* _Supplied data_:
▽

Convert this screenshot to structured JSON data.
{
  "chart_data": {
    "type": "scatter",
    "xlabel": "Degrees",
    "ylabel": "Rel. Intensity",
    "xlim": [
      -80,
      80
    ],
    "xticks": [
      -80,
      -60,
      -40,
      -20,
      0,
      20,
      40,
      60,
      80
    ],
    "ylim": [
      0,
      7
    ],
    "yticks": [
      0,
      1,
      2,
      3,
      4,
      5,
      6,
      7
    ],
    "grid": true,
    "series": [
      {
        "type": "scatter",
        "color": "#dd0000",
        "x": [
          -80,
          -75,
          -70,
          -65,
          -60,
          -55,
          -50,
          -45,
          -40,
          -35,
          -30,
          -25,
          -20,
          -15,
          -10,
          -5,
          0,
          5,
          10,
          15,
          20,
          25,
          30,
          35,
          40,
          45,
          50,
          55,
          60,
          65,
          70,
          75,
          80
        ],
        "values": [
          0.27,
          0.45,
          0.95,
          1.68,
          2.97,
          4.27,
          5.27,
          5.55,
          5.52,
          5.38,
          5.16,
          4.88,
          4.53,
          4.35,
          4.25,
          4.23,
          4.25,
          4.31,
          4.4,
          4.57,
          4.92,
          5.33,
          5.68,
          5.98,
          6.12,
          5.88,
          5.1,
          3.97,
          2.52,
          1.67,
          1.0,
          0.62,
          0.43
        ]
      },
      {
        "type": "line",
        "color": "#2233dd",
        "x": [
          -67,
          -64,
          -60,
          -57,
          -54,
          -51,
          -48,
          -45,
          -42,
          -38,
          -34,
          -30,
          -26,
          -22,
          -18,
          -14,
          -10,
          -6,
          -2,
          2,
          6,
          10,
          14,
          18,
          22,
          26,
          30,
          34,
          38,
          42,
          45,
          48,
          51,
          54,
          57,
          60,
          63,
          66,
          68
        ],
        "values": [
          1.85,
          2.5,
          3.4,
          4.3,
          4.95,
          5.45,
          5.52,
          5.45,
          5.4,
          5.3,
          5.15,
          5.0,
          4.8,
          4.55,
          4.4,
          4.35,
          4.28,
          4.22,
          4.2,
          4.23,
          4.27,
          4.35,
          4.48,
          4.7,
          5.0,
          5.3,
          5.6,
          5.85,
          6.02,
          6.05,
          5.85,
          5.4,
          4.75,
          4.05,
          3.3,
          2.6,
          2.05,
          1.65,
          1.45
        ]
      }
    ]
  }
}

△

* _What needs to be done_: Find all lines holding the string "type" and copy them.

* _Task result_:
    "type": "scatter",
        "type": "scatter",
        "type": "line",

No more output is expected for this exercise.